** Problem **
Keep only the lines that hold the string "связи", filtering out the rest of the entries below.

Dataset items:
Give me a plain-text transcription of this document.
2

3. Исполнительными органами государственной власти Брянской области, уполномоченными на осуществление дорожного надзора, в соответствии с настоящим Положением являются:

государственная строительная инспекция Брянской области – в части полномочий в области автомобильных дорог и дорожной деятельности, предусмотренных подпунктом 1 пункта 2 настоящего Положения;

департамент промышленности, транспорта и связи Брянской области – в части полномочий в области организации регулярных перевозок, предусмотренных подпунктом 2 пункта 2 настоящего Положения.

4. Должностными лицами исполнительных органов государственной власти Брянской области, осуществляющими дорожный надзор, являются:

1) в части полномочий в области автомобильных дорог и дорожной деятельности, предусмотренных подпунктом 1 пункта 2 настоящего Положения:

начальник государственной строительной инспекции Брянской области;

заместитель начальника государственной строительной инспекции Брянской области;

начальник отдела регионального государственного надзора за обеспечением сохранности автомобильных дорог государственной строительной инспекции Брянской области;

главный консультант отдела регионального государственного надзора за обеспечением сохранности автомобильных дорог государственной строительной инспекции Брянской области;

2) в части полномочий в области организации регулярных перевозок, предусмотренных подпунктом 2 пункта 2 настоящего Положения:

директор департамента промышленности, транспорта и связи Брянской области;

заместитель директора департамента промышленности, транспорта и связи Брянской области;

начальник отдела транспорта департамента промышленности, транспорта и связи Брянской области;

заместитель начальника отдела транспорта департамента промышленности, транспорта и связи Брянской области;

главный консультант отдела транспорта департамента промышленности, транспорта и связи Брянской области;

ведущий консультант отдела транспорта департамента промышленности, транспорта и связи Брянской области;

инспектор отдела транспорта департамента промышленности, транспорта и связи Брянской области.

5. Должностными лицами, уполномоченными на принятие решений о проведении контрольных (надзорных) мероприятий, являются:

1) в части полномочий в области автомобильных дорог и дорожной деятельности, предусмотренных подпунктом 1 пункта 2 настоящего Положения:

** Exercise result **
департамент промышленности, транспорта и связи Брянской области – в части полномочий в области организации регулярных перевозок, предусмотренных подпунктом 2 пункта 2 настоящего Положения.
директор департамента промышленности, транспорта и связи Брянской области;
заместитель директора департамента промышленности, транспорта и связи Брянской области;
начальник отдела транспорта департамента промышленности, транспорта и связи Брянской области;
заместитель начальника отдела транспорта департамента промышленности, транспорта и связи Брянской области;
главный консультант отдела транспорта департамента промышленности, транспорта и связи Брянской области;
ведущий консультант отдела транспорта департамента промышленности, транспорта и связи Брянской области;
инспектор отдела транспорта департамента промышленности, транспорта и связи Брянской области.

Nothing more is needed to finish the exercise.